Short problem: State how many lines of the records contain the string "team". Give the number alone.

Working data:
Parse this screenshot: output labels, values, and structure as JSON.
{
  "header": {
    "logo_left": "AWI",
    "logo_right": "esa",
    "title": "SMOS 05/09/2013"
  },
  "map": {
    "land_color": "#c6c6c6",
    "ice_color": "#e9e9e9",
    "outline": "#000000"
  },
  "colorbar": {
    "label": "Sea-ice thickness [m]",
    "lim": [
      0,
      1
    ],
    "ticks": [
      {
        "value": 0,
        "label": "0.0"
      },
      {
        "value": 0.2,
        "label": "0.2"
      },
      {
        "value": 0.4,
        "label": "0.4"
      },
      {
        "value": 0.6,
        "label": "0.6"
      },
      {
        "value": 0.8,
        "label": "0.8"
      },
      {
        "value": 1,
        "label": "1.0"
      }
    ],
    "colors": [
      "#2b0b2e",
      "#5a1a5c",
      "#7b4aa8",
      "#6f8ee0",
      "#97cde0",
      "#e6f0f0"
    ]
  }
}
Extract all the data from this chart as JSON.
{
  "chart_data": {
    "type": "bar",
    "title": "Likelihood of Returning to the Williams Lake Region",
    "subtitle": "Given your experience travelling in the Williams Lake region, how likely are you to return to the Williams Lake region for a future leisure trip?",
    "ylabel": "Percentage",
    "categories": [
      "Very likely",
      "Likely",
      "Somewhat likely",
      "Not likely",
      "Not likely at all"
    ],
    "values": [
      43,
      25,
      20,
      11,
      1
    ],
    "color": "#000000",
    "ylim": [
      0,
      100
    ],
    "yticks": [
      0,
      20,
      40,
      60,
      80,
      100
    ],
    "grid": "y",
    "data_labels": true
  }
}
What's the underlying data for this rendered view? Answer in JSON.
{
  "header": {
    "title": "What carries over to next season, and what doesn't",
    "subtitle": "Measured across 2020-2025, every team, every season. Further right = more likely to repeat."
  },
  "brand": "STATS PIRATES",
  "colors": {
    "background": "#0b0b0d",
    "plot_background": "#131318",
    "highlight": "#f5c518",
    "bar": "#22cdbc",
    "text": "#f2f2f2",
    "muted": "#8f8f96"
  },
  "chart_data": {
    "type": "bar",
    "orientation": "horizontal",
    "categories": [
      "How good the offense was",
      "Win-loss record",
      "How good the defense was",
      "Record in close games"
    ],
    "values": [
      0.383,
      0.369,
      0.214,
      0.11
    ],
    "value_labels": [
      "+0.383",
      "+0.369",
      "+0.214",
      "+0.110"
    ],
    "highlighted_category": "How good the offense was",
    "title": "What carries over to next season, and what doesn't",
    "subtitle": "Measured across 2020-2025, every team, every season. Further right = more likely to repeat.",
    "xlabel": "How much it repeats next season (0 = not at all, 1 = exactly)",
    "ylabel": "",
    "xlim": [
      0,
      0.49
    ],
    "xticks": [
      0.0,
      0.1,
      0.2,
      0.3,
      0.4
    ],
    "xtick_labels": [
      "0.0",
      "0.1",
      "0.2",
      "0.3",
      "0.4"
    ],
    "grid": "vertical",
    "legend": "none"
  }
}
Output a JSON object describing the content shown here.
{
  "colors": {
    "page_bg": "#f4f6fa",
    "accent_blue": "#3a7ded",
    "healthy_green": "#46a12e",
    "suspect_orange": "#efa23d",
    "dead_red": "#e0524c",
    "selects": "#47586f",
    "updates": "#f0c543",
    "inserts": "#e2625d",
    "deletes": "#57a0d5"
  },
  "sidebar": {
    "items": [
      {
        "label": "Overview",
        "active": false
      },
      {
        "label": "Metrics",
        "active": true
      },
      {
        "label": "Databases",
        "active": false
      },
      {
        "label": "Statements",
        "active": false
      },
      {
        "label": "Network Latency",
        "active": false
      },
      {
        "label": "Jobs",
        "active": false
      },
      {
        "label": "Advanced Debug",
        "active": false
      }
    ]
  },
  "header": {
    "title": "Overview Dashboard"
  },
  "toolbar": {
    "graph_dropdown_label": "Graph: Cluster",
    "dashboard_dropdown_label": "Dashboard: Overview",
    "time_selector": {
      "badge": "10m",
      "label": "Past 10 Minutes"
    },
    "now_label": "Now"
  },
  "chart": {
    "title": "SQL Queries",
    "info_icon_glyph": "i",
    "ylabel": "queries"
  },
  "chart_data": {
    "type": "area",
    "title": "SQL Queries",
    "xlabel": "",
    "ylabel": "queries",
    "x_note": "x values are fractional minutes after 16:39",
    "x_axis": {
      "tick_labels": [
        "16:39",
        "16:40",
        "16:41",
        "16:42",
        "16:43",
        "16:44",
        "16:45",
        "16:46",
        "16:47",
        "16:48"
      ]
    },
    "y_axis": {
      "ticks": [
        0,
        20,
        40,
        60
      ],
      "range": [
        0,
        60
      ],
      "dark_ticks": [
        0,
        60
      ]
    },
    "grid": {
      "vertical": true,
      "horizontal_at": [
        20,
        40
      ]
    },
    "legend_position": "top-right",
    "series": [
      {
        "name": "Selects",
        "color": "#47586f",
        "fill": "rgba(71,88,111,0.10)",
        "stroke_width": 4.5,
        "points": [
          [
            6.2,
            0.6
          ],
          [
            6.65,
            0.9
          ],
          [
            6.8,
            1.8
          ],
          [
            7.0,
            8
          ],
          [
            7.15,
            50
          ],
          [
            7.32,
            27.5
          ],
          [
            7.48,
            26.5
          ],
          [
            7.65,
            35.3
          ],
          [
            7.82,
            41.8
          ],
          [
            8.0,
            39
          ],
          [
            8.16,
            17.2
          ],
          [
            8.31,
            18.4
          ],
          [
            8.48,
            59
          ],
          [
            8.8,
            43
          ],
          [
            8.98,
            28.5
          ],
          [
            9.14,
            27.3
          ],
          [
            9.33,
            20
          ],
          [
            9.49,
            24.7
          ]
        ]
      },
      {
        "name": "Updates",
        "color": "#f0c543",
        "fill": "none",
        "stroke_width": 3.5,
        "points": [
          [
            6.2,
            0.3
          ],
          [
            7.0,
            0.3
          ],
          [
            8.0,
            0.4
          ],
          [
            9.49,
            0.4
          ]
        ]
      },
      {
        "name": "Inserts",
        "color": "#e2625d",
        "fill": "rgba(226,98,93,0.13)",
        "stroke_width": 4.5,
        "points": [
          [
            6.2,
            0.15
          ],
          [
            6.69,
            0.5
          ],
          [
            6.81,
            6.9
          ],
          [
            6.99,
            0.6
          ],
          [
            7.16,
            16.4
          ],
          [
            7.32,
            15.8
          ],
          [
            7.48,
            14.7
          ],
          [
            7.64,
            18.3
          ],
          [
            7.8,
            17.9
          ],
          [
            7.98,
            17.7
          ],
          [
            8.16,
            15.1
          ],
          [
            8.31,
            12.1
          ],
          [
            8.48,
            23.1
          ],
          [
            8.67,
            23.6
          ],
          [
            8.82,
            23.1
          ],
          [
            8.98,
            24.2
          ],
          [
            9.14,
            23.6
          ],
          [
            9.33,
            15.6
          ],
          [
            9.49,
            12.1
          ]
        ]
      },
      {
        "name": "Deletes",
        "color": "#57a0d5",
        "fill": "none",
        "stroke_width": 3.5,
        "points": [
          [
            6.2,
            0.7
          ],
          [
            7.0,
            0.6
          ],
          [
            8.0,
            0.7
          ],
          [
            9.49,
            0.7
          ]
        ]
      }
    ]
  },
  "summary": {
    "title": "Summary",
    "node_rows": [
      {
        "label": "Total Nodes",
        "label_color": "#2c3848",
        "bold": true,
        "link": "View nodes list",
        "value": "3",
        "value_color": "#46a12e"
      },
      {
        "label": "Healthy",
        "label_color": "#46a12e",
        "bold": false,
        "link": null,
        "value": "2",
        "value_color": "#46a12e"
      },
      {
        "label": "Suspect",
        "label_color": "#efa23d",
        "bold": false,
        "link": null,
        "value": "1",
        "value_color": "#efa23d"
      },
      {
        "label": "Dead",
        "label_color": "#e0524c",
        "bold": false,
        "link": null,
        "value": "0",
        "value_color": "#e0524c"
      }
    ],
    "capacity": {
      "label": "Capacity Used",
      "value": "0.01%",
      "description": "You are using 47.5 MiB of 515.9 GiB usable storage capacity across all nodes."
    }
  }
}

Complete response: 2